(A run of records)
# # # # # # #
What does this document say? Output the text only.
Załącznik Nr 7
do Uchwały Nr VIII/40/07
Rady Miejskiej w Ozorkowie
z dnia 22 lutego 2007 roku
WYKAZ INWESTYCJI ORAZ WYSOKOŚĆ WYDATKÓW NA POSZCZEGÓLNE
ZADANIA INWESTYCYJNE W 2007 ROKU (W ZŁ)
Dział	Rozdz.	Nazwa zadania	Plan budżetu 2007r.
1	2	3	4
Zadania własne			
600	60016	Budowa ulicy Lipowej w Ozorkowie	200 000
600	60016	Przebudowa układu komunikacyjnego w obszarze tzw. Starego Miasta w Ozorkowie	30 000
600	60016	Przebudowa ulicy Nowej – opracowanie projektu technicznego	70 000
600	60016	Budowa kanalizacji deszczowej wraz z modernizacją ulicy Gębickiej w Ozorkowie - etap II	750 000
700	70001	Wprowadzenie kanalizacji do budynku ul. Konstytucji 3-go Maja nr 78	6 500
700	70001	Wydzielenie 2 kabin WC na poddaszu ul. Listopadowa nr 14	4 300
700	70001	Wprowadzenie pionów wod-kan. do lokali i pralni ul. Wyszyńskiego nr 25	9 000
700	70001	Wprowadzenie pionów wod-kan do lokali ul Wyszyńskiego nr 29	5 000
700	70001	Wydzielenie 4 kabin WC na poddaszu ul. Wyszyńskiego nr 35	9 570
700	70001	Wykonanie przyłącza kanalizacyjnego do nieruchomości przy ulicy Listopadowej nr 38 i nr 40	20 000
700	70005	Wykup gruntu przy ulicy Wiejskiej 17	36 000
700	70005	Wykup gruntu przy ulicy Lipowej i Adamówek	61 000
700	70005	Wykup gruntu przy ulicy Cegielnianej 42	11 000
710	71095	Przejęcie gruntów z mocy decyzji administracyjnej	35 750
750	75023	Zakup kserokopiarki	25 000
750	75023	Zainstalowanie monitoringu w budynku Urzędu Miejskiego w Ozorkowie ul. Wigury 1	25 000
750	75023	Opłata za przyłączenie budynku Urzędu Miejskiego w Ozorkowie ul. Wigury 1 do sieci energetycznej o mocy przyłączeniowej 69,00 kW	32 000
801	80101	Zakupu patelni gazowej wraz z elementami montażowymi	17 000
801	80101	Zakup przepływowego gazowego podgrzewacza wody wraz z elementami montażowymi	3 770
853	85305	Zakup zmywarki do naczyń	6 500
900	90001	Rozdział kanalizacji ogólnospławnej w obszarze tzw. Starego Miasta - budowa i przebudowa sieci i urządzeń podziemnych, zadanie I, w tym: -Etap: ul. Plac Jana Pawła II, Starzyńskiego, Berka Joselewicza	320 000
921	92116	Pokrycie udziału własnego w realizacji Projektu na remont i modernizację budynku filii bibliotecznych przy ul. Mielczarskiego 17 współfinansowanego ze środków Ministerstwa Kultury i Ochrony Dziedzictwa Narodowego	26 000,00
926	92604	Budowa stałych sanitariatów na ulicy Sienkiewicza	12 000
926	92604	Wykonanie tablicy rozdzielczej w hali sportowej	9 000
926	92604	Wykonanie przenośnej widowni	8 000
# # # # # # #
(Description of the task)
Considering only the records above, state the number of lines that include the word "budynku", with nothing added.

(Task response)
4